Spot each line in the records below where the word "this" occurs, then copy it.
— Start of Listing —
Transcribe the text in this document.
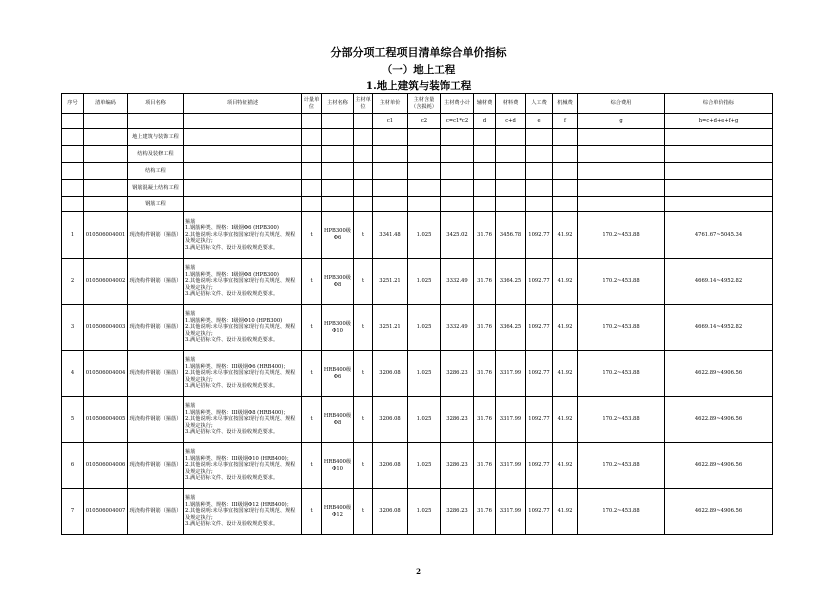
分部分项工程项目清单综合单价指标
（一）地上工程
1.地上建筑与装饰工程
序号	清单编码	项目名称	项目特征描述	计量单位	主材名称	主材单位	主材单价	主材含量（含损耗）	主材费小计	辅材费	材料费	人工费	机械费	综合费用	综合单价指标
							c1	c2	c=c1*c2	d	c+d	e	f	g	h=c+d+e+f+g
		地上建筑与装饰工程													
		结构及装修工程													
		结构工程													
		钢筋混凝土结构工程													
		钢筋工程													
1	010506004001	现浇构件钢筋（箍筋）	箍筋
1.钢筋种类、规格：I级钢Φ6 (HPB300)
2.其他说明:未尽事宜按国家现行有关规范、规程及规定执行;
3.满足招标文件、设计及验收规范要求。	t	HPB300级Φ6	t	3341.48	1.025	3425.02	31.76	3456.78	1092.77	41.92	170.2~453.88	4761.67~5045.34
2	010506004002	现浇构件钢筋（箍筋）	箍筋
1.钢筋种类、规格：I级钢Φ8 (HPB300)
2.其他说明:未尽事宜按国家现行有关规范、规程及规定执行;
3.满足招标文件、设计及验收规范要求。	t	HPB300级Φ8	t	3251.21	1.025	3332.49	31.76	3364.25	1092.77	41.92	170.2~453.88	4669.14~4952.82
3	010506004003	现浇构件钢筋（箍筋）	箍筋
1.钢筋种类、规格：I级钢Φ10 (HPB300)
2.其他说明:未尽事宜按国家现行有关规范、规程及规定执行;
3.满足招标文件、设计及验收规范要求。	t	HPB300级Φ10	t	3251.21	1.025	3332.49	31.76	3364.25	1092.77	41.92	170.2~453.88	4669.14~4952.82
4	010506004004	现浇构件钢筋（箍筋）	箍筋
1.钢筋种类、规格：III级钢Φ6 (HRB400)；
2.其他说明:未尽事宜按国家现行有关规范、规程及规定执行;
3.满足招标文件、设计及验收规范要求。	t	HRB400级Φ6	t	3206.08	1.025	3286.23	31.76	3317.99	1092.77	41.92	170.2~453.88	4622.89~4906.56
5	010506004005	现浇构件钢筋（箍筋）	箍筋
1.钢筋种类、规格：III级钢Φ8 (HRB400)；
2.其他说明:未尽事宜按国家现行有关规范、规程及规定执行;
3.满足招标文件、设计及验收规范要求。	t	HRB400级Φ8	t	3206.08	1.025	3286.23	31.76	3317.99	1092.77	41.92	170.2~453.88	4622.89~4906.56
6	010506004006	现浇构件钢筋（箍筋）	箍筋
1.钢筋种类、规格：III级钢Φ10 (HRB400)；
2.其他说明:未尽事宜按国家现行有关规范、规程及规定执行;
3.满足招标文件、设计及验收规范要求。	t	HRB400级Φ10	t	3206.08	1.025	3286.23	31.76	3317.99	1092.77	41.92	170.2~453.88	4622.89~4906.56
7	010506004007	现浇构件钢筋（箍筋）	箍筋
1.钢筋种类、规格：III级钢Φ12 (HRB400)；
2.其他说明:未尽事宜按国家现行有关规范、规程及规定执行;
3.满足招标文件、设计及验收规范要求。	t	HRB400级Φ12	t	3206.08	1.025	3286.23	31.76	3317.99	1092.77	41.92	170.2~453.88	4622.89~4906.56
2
— End of Listing —
— Start of Listing —
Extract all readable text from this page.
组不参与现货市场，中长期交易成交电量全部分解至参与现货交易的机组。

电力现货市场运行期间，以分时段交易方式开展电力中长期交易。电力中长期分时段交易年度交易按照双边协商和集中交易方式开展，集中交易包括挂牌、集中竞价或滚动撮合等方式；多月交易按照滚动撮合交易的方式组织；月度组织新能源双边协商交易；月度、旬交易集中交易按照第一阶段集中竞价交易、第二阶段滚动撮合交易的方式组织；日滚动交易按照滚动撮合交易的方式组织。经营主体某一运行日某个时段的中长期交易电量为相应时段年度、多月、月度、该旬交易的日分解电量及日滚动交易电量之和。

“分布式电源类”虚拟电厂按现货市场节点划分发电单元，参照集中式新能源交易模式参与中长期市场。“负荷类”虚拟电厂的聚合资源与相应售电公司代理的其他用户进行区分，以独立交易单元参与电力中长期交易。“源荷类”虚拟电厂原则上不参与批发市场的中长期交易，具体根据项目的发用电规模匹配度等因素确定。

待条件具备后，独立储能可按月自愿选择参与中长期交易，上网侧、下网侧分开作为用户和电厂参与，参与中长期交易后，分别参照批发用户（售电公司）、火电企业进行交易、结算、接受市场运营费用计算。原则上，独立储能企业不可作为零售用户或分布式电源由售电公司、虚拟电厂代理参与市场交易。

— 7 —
— End of Listing —
**Problem solution**:
Transcribe the text in this document.
Extract all readable text from this page.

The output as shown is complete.